Identify each line below containing the string "Adjusted" and copy it.

-- START --

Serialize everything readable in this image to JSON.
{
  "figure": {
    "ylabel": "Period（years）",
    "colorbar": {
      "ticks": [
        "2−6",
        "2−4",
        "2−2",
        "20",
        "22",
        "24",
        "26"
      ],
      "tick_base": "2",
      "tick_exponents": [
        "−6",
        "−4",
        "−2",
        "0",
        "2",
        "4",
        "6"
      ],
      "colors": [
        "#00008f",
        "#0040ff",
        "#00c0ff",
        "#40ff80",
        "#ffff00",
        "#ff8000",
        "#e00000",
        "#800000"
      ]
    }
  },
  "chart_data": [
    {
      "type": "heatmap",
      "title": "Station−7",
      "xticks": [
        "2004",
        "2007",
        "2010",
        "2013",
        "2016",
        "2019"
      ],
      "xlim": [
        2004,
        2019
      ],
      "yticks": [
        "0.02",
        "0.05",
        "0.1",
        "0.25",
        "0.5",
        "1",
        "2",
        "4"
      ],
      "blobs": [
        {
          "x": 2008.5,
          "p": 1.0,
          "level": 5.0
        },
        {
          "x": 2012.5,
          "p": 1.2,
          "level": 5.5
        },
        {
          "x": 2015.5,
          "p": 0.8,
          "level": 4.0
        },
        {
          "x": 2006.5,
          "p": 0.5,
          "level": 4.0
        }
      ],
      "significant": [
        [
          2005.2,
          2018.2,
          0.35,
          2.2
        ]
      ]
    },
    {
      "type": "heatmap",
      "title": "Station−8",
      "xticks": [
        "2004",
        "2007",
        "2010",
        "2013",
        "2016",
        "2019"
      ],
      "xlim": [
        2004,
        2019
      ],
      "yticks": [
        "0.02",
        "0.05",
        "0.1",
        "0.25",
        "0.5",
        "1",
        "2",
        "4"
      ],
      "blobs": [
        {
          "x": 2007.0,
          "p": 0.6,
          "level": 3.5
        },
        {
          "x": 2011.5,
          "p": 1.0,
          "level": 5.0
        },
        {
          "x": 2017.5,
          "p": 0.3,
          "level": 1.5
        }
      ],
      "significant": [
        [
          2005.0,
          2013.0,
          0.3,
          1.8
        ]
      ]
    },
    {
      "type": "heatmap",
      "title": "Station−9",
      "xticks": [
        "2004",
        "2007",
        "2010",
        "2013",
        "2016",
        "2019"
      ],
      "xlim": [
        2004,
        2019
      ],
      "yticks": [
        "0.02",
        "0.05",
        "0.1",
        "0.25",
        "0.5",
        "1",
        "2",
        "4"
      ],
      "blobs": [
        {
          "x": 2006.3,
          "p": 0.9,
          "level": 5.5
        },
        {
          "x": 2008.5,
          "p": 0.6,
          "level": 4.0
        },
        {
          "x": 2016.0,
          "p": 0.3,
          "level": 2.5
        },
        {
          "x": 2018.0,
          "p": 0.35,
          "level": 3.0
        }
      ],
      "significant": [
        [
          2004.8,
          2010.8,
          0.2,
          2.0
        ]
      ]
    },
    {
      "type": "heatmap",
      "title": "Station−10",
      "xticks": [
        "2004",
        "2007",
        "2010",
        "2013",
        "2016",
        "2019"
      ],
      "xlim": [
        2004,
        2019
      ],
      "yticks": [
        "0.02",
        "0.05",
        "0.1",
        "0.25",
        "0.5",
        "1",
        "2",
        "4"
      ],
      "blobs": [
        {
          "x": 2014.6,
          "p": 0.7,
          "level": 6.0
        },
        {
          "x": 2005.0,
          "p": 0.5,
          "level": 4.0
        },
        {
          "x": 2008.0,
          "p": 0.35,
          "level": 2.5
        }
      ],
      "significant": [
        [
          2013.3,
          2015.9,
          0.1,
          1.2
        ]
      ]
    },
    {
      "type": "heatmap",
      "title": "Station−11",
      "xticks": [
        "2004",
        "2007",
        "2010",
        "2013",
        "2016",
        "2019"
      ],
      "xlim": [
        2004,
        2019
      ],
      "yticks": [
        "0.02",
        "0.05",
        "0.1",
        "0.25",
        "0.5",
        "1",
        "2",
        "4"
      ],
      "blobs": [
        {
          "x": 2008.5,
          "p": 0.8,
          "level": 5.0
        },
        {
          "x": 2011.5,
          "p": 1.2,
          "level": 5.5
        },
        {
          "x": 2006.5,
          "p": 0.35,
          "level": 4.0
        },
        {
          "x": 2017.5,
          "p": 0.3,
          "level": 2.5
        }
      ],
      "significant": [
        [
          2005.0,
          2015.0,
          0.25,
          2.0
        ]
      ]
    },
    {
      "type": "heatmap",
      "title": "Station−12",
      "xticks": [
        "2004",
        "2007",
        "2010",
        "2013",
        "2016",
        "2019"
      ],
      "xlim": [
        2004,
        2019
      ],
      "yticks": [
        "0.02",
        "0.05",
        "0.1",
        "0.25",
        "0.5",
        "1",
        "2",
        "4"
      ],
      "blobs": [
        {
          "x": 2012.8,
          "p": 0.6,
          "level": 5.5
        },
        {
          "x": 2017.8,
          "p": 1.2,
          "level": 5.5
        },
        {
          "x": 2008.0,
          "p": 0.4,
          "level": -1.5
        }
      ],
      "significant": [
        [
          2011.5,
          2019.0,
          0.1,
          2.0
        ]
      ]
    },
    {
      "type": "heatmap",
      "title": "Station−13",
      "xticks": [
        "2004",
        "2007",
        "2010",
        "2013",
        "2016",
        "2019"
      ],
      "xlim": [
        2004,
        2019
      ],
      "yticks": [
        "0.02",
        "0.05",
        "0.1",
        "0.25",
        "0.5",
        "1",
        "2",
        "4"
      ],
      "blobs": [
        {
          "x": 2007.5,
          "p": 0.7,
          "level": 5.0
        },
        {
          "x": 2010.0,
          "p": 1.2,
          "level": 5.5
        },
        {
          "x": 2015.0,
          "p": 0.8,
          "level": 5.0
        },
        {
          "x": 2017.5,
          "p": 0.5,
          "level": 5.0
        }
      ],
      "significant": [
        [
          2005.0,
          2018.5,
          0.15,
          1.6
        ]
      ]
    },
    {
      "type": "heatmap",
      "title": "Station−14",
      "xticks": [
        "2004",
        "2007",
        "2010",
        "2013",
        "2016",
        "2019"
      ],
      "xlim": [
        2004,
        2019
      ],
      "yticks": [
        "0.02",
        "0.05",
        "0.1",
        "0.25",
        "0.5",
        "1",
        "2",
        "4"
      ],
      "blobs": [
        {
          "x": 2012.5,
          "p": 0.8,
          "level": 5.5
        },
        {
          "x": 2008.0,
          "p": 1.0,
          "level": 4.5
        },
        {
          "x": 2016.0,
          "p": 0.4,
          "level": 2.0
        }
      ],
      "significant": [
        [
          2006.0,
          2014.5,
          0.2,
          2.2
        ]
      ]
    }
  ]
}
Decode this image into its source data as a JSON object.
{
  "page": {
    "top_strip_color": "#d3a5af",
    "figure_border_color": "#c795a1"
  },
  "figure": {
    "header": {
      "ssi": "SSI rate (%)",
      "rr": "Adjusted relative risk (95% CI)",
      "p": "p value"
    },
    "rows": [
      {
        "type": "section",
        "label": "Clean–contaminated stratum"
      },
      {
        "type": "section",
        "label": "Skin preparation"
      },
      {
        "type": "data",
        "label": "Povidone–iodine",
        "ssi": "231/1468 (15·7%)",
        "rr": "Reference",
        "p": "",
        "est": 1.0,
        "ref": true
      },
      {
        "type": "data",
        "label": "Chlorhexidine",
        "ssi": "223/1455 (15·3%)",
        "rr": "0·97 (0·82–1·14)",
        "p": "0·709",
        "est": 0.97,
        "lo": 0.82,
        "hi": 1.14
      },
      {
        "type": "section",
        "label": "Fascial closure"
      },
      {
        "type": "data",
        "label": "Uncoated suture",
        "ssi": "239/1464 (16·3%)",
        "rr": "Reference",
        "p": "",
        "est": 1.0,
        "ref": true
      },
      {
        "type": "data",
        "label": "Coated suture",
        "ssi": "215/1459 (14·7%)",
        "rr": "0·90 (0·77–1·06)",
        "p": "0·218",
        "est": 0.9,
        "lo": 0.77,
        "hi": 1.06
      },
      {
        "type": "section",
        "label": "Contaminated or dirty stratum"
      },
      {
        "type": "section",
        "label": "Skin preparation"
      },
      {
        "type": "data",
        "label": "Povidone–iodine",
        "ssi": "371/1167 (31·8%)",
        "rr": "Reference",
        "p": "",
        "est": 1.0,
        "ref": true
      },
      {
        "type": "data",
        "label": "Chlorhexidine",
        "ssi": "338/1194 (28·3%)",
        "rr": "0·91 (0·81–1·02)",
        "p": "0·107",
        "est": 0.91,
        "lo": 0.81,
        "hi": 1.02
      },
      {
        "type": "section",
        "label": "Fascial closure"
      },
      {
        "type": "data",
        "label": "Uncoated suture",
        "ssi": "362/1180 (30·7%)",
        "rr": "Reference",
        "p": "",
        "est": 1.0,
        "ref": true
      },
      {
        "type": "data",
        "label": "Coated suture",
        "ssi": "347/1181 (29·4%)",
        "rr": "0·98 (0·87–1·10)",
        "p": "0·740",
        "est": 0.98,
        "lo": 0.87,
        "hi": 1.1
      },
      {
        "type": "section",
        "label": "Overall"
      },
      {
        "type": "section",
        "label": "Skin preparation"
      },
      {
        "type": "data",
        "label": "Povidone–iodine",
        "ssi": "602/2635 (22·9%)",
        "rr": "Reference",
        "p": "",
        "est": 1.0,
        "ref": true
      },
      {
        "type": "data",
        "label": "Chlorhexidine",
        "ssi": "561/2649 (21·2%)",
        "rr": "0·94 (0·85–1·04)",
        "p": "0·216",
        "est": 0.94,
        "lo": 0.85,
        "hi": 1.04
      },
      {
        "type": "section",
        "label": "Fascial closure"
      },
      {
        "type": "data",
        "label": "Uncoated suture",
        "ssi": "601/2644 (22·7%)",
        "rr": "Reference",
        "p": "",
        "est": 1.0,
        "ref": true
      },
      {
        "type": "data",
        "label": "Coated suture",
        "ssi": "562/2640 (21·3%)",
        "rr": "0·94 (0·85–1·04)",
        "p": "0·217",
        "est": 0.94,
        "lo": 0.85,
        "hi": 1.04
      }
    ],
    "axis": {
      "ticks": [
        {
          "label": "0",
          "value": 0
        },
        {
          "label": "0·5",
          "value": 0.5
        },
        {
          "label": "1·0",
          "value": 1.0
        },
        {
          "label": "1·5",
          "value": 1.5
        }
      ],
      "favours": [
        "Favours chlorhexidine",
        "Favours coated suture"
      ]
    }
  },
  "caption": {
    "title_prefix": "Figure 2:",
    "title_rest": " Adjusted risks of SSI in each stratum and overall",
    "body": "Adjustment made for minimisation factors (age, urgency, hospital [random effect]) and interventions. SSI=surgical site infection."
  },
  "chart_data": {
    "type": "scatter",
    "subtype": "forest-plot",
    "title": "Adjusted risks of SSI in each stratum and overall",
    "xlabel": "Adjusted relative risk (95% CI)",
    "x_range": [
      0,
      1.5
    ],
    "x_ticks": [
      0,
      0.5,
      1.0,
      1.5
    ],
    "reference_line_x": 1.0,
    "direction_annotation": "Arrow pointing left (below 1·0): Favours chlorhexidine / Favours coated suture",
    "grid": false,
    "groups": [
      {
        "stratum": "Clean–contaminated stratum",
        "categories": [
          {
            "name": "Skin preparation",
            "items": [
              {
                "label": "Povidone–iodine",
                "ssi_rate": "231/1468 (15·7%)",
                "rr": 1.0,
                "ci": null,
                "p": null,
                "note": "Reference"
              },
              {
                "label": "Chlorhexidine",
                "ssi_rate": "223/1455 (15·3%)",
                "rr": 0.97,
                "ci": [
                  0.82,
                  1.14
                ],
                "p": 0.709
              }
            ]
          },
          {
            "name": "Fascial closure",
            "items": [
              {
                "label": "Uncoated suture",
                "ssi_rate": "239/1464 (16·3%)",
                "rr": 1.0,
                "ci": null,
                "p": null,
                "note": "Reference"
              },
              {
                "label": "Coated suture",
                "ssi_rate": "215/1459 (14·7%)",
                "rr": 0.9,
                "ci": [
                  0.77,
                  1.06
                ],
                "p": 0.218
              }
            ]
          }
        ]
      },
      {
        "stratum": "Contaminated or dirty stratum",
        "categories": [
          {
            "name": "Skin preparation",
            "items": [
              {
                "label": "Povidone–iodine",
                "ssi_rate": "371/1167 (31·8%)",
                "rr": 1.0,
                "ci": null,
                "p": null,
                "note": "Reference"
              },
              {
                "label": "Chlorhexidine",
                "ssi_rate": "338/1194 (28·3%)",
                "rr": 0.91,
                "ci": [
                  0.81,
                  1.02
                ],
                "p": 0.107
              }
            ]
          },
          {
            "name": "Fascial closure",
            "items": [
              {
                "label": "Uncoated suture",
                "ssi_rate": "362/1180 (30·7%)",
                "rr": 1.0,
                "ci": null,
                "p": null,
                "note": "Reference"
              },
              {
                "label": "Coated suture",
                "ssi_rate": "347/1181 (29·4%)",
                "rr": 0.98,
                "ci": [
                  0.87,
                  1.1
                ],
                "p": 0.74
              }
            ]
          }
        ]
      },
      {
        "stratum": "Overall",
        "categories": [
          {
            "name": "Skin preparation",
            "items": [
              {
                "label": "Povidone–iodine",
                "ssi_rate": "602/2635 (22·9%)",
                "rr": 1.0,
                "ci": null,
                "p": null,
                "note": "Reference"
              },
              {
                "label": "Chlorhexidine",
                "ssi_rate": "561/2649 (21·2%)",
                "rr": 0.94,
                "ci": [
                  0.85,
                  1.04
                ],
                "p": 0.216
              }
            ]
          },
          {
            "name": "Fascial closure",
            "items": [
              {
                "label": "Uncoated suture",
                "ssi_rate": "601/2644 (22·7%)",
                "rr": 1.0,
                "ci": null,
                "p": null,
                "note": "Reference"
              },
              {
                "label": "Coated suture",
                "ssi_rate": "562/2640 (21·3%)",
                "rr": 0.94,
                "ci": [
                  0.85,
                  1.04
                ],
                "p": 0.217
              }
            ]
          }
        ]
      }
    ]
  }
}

-- END --

TASK RESULT
      "rr": "Adjusted relative risk (95% CI)",
    "title_rest": " Adjusted risks of SSI in each stratum and overall",
    "title": "Adjusted risks of SSI in each stratum and overall",
    "xlabel": "Adjusted relative risk (95% CI)",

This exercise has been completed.